[Opening Extract section]

Another reader sent me an email earlier this year explaining that on a day during the accreditation survey a roofing contractor set a pallet of roofing material right in the middle of the exit discharge of a staff entrance/exit to the hospital. Nobody from the hospital was aware that the roofing contractor was about to do that, but the surveyor noticed it as soon as it happened and it went into the survey deficiency report.

When I was a surveyor for The Joint Commission, I would purposely seek out contractors and ask them what training the hospital provided them on fire safety procedures. Ultimately, contractors are expected to know the same fire response procedures as the staff. Invariably they could not answer the question satisfactory and it would be cited in the survey deficiency report.

I know that in some situations you cannot send the contractors home for the duration of the survey, but it seems that a large percentage of them could. At the hospital where I worked as the Safety Officer, I asked the project management team to send the contractors away during the week of the survey (this was when the surveys were announced). The project managers thought that was a good idea, but we were over-ruled by the COO of the hospital, because he did not want the opening of the new renovated unit to be delayed. That ended up being a costly mistake.

The hospital had a policy that every contractor had to receive basic safety orientation before they begin their work on the campus of the organization. Unbeknownst to the hospital, the general contractor brought in a sub-contractor to install flooring in one area, and they did not go through the safety training because the general thought it would be “okay” since the sub was only going to be there for one day. Sure enough, the surveyor found that one sub who had not received the safety training which led to a finding on the survey deficiency report.

You need to control what you can, and sending the contractors away is the smart thing to do during a survey.

Waiver and Equivalency Validation

Q: During a recent webinar, the presenter said waivers and equivalencies are only valid until the next triennial survey.   Does that really mean if CMS approved a waiver or an equivalency we need to go through that same process again even if things have not changed in 3yrs and get this reapproved?

A: Yes it does. Once a waiver or equivalency request is approved by CMS, it is only valid until the next survey, regardless if the next survey is the triennial survey by your accreditation organization, or a validation survey by your state agency. At that time, the waiver or equivalency is no longer valid, and the surveyor will inspect the area to determine if the deficiency still exists, and if it does, the deficiency will be cited again. Then the hospital has the choice to either resolve the deficiency or submit a waiver (or equivalency) request again.

According to a statement from CMS, this process of having waivers and equivalencies valid until the next survey is a checks-and-balance system to ensure that the conditions in the hospital that allowed the waiver to be approved in the first place have not changed in the time since the waiver (or equivalency) was granted. It makes sense, in that CMS is ensuring that the conditions are still acceptable for a waiver or an equivalency.

[Closing Extract section]

### Your objective
Please pick up the piece on hospital accreditation surveys and CMS waivers after its last sentence and carry it on in the same voice.

[Opening Extracted data section]

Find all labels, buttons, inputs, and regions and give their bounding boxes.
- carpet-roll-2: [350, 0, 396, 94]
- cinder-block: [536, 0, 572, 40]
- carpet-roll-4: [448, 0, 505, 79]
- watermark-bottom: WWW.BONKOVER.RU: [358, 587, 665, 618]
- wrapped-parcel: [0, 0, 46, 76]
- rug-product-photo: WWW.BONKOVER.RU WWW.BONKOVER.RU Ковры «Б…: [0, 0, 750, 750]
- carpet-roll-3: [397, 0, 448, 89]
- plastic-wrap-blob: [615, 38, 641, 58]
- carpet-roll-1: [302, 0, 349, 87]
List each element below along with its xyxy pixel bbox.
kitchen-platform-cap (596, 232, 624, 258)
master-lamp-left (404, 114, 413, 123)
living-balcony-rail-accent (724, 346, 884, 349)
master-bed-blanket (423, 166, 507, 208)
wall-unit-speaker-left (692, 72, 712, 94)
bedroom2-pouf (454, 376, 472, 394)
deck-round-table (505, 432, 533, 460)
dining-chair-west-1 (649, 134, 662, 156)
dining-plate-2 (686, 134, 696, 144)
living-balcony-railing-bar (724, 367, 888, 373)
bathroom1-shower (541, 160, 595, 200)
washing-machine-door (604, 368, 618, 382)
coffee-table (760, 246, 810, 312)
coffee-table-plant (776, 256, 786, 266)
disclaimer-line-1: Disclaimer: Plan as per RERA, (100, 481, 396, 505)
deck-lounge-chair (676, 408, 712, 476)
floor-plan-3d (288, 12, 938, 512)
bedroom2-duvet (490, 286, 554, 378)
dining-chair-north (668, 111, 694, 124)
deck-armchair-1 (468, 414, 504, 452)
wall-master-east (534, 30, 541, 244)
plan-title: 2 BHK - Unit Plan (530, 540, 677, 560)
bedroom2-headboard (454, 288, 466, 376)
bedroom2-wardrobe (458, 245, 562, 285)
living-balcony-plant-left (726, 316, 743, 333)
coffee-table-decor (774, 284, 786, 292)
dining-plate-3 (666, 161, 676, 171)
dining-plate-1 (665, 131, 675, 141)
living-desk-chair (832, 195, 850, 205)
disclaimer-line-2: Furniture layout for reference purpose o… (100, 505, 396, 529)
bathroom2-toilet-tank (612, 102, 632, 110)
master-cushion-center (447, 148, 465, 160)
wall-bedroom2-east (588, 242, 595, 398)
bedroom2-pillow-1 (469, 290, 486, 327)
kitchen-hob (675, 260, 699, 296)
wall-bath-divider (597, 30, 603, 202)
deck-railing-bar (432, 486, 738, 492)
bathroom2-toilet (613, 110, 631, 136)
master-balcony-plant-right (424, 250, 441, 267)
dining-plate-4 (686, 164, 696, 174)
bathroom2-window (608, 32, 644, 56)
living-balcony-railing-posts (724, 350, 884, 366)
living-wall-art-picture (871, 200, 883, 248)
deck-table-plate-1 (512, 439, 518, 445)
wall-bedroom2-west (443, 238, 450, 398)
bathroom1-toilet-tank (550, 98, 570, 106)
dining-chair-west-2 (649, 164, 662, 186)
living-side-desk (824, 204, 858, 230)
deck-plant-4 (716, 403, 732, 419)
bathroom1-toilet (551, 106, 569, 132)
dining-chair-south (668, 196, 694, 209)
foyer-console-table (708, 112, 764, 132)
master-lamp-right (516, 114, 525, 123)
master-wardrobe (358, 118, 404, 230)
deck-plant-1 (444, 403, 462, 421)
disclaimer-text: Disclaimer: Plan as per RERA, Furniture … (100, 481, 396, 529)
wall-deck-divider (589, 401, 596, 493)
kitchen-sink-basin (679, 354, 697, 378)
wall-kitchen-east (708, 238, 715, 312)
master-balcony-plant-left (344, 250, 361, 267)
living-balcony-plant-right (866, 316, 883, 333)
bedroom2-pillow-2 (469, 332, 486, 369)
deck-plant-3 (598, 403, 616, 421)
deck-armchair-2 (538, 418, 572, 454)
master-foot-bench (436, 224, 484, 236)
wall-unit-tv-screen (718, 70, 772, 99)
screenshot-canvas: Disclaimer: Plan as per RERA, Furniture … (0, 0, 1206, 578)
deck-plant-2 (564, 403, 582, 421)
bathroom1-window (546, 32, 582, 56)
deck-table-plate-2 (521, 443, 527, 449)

[Closing Extracted data section]

### Answer to the problem
However, the expense of submitting waivers or equivalencies every 3 years may be a real burden to some organizations, and there is no guarantee that CMS will approve a waiver (or equivalency) request for the same deficiency a second time. It is a very subjective process. That is why hospitals need to seriously consider resolving the deficiency instead.

Immediate Jeopardy Decision?

Q: Our hospital has a room that is used for seclusion in a Behavioral Health unit. The door to this room is locked and it does not allow the patient to leave the room; only staff may release the door lock. Is this in any way an Immediate Jeopardy situation?

A: Not necessarily… Section 19.2.2.2.5.1 of the 2012 Life Safety Code allows doors to be locked in the path of egress where the clinical needs of the patients require specialized security measures or where the patients pose a security threat, provided staff can unlock the doors at all times. Clinical needs locks are permitted for use for psychiatric patients, dementia patients, Alzheimer’s patients and substance abuse patients. A seclusion room in a Behavioral Health unit would likely meet the definition for clinical needs locks, provided staff was watching the patient 24 hours/day.

Changes to Smoke Barrier Door Testing

The following article was published in HCPro’s Hospital Safety Insider, on August 3, 2017:

More than three weeks after a well-publicized compliance deadline passed, CMS announced Friday that the deadline would be pushed back nearly six months, giving facilities until New Year’s Day 2018 to comply with an annual testing requirement for certain doors.

David Wright, director of the CMS Survey and Certification Group, made the announcement in a memo to state survey agency directors. He acknowledged that there had been a fair amount of confusion concerning the change, and he offered some pretty consequential clarifications that could affect whether the new requirement applies to your facility at all.

“[C]onsidering the level of reported misunderstanding of this requirement, CMS has extended the compliance date for this requirement by six months,” Wright wrote.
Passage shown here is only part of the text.